• Problem
Output every line below exactly.

• Records provided
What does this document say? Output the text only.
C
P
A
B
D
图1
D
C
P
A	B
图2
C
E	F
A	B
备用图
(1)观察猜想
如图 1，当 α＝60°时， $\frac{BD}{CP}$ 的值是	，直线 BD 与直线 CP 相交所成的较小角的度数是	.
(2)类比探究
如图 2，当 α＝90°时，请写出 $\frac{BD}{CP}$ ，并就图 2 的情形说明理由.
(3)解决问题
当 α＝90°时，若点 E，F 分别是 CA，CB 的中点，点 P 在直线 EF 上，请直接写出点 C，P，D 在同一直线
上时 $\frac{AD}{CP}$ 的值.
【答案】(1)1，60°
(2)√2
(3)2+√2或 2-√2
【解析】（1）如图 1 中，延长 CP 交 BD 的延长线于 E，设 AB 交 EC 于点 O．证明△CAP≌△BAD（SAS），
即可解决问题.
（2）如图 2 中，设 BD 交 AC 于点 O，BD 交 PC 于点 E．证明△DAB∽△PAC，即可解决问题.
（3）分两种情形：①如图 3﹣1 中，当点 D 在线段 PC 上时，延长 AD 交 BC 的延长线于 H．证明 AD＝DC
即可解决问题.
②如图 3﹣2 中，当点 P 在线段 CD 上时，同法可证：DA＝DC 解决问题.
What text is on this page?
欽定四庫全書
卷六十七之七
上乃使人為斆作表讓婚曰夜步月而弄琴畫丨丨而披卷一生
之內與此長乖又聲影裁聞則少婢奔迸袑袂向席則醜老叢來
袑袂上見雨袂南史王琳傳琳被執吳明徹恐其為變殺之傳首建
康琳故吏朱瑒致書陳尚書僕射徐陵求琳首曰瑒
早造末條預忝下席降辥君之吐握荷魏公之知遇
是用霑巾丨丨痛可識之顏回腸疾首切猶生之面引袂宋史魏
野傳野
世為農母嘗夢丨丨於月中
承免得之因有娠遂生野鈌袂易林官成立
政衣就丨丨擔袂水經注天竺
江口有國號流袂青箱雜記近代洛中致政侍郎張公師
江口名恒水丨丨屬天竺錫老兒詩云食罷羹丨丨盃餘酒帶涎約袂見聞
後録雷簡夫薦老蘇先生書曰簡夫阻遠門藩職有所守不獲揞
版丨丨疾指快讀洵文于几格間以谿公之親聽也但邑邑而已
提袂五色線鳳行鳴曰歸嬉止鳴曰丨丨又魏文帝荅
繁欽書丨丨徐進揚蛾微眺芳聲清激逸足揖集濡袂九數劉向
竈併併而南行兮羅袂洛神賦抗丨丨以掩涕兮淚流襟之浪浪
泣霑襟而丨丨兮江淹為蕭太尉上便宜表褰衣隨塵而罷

• Worked solution
What does this document say? Output the text only.
C
P
A
B
D
图1
D
C
P
A	B
图2
C
E	F
A	B
备用图
(1)观察猜想
如图 1，当 α＝60°时， $\frac{BD}{CP}$ 的值是	，直线 BD 与直线 CP 相交所成的较小角的度数是	.
(2)类比探究
如图 2，当 α＝90°时，请写出 $\frac{BD}{CP}$ ，并就图 2 的情形说明理由.
(3)解决问题
当 α＝90°时，若点 E，F 分别是 CA，CB 的中点，点 P 在直线 EF 上，请直接写出点 C，P，D 在同一直线
上时 $\frac{AD}{CP}$ 的值.
【答案】(1)1，60°
(2)√2
(3)2+√2或 2-√2
【解析】（1）如图 1 中，延长 CP 交 BD 的延长线于 E，设 AB 交 EC 于点 O．证明△CAP≌△BAD（SAS），
即可解决问题.
（2）如图 2 中，设 BD 交 AC 于点 O，BD 交 PC 于点 E．证明△DAB∽△PAC，即可解决问题.
（3）分两种情形：①如图 3﹣1 中，当点 D 在线段 PC 上时，延长 AD 交 BC 的延长线于 H．证明 AD＝DC
即可解决问题.
②如图 3﹣2 中，当点 P 在线段 CD 上时，同法可证：DA＝DC 解决问题.
What text is on this page?
欽定四庫全書
卷六十七之七
上乃使人為斆作表讓婚曰夜步月而弄琴畫丨丨而披卷一生
之內與此長乖又聲影裁聞則少婢奔迸袑袂向席則醜老叢來
袑袂上見雨袂南史王琳傳琳被執吳明徹恐其為變殺之傳首建
康琳故吏朱瑒致書陳尚書僕射徐陵求琳首曰瑒
早造末條預忝下席降辥君之吐握荷魏公之知遇
是用霑巾丨丨痛可識之顏回腸疾首切猶生之面引袂宋史魏
野傳野
世為農母嘗夢丨丨於月中
承免得之因有娠遂生野鈌袂易林官成立
政衣就丨丨擔袂水經注天竺
江口有國號流袂青箱雜記近代洛中致政侍郎張公師
江口名恒水丨丨屬天竺錫老兒詩云食罷羹丨丨盃餘酒帶涎約袂見聞
後録雷簡夫薦老蘇先生書曰簡夫阻遠門藩職有所守不獲揞
版丨丨疾指快讀洵文于几格間以谿公之親聽也但邑邑而已
提袂五色線鳳行鳴曰歸嬉止鳴曰丨丨又魏文帝荅
繁欽書丨丨徐進揚蛾微眺芳聲清激逸足揖集濡袂九數劉向
竈併併而南行兮羅袂洛神賦抗丨丨以掩涕兮淚流襟之浪浪
泣霑襟而丨丨兮江淹為蕭太尉上便宜表褰衣隨塵而罷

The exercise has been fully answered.